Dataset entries
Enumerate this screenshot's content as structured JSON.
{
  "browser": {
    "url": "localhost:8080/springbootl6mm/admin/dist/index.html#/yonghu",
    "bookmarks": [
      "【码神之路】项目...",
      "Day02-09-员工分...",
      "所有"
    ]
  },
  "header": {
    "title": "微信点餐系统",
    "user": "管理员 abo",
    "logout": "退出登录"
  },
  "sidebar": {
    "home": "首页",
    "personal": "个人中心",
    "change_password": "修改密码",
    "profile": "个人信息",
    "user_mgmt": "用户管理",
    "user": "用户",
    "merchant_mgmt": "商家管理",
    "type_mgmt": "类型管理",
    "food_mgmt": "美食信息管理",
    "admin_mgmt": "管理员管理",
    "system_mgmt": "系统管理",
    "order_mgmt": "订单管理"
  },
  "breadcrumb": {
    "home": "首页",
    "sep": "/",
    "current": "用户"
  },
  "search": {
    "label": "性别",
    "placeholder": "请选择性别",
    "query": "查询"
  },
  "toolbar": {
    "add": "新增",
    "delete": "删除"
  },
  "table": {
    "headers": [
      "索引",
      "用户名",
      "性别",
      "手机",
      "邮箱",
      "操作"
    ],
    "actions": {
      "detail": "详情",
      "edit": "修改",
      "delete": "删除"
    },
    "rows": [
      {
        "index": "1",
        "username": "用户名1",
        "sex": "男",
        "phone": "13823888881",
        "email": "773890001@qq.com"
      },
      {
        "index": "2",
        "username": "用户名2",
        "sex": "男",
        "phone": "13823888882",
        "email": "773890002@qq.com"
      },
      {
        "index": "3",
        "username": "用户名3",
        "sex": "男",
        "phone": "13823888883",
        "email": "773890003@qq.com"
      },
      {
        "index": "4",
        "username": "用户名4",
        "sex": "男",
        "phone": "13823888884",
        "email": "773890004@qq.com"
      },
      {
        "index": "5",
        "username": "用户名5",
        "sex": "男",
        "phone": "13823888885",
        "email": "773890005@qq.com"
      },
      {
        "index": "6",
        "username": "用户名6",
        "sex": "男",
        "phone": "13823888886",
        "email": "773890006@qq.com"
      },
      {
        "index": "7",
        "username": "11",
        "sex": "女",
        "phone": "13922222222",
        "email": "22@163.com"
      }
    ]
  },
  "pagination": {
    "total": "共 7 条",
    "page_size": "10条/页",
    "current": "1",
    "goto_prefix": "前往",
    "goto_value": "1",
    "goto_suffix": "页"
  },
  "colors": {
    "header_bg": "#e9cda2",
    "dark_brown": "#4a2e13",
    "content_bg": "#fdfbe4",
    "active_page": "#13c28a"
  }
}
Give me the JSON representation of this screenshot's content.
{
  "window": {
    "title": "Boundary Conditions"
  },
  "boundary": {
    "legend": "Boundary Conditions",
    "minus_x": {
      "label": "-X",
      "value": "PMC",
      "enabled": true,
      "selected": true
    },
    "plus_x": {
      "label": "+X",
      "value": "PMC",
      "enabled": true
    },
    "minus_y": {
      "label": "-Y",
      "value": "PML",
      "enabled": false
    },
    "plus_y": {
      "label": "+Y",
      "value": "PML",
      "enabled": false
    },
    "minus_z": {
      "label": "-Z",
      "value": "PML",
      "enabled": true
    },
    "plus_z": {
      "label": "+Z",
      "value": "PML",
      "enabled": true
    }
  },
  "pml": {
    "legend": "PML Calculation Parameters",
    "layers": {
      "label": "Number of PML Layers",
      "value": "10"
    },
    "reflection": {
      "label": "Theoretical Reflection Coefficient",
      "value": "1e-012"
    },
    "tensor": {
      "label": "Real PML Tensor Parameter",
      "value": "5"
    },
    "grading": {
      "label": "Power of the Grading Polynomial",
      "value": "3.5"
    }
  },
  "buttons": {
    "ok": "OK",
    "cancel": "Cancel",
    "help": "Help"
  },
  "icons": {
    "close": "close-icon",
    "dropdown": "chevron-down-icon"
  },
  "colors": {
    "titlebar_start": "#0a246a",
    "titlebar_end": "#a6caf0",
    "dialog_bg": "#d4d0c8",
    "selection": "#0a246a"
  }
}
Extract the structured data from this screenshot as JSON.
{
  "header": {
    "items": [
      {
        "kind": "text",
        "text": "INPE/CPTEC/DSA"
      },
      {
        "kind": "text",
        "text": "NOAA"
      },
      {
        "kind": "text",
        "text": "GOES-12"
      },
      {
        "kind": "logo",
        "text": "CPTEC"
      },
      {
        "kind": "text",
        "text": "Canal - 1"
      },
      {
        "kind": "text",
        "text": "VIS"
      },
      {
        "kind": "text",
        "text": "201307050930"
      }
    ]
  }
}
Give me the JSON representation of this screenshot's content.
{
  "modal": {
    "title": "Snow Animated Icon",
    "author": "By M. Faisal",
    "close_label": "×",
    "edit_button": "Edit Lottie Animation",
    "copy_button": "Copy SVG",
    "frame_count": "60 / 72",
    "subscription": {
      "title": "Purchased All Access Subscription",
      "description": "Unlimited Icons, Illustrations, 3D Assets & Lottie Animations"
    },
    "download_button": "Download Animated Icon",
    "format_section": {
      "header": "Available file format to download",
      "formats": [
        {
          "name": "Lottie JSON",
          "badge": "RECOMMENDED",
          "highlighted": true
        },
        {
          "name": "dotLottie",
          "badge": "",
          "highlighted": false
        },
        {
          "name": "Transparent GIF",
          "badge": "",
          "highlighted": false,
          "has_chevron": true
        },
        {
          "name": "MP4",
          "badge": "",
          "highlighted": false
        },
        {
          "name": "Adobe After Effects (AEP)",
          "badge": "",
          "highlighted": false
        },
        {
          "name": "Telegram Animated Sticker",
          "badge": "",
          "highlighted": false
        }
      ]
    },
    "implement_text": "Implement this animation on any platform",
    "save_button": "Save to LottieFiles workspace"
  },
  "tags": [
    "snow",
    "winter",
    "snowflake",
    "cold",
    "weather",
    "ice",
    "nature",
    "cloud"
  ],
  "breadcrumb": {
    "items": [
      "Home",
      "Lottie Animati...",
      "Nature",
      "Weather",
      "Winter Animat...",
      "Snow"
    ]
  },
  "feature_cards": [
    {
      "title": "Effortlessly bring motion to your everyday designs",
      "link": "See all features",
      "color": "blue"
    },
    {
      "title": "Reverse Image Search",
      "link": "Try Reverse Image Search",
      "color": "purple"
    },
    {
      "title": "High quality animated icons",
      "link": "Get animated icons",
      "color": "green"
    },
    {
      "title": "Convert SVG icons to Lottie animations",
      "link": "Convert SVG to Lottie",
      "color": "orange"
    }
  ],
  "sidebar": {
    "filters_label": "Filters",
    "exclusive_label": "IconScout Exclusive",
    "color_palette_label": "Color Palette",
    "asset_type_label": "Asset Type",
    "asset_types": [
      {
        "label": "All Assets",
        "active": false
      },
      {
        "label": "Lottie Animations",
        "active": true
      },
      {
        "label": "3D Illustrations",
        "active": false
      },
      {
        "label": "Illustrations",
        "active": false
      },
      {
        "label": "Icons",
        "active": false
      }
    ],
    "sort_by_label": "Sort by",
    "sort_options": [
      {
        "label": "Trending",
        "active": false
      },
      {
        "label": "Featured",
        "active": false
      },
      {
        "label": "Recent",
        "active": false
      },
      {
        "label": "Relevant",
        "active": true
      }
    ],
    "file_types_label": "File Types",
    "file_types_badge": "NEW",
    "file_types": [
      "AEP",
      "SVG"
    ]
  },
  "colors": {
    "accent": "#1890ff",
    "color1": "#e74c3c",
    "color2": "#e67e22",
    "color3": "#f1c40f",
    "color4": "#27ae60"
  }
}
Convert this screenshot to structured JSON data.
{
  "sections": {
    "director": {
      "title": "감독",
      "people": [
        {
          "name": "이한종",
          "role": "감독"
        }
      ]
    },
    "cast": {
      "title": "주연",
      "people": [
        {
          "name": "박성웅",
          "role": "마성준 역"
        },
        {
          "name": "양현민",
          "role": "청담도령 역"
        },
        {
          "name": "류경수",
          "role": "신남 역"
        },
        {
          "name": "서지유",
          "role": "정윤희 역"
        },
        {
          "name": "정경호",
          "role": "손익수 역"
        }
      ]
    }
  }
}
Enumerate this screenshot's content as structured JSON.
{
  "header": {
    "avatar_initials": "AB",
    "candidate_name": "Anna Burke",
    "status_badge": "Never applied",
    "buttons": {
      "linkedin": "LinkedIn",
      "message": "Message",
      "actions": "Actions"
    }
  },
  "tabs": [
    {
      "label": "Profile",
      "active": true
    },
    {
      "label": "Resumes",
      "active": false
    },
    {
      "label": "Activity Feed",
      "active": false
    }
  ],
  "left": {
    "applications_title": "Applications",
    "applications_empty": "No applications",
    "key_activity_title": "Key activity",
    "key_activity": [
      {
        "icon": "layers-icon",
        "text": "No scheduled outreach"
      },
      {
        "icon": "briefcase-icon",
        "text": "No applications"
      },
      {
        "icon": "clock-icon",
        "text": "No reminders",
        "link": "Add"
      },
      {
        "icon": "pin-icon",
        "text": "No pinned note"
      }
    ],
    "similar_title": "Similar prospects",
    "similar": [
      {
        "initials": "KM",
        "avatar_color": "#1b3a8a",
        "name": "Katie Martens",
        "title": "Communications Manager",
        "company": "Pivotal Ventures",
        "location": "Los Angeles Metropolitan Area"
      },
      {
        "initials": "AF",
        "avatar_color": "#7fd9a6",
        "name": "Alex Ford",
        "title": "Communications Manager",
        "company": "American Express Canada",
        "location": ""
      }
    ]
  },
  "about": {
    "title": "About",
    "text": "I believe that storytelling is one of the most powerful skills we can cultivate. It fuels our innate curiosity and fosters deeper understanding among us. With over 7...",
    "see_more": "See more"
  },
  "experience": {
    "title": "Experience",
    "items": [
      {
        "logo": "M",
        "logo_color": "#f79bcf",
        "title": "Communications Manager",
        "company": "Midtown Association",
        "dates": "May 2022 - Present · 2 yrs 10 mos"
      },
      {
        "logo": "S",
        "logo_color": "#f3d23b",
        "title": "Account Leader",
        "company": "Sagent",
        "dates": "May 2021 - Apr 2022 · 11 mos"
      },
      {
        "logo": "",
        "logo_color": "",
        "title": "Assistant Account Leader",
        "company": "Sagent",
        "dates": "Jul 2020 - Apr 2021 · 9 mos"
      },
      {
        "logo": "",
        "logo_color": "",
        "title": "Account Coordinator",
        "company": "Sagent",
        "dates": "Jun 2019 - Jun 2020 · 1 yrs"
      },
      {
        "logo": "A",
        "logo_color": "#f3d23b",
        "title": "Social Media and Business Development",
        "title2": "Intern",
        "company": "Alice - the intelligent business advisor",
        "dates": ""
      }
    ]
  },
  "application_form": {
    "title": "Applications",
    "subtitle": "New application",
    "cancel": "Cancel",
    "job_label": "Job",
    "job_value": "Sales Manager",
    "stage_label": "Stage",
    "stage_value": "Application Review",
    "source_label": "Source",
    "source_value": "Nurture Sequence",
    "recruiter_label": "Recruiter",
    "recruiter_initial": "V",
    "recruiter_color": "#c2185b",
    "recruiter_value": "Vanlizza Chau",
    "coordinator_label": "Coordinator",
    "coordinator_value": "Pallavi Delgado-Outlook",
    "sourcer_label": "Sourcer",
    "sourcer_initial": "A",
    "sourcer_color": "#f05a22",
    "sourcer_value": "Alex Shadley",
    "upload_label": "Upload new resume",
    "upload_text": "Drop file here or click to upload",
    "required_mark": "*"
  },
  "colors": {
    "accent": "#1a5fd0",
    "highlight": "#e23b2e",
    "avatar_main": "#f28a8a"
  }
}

**Your objective:** Search the data above for the word "this", then gather each line in which it appears.

**Expected output:**
Enumerate this screenshot's content as structured JSON.
Give me the JSON representation of this screenshot's content.
Extract the structured data from this screenshot as JSON.
Give me the JSON representation of this screenshot's content.
    "implement_text": "Implement this animation on any platform",
Convert this screenshot to structured JSON data.
Enumerate this screenshot's content as structured JSON.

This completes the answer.